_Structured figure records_
--- Begin ---
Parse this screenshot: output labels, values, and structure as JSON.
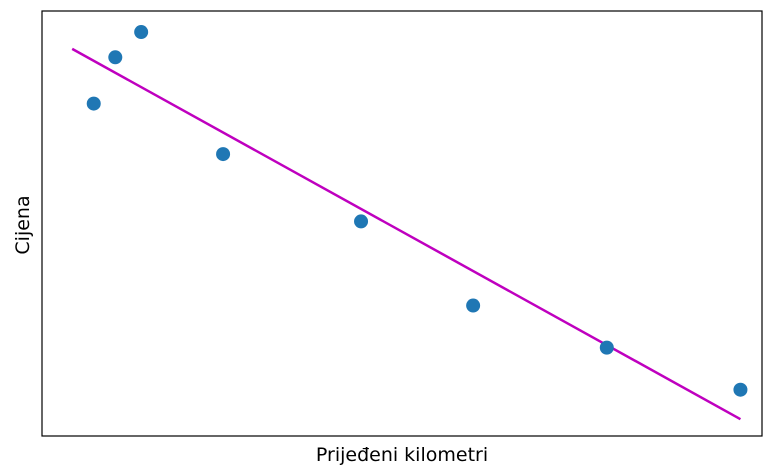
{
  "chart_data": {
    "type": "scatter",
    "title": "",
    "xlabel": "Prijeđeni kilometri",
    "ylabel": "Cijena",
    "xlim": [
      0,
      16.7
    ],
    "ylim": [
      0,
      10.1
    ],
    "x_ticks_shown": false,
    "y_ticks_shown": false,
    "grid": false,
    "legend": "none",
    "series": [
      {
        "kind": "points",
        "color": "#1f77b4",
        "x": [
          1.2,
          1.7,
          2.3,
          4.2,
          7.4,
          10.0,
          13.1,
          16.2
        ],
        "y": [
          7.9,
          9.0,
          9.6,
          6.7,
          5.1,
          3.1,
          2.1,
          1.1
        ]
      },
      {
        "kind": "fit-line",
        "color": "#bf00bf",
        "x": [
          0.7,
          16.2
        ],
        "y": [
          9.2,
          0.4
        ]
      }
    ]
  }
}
--- End ---
_THE REQUEST_
Copy out every line with the word "false".

_OUTPUT_
    "x_ticks_shown": false,
    "y_ticks_shown": false,
    "grid": false,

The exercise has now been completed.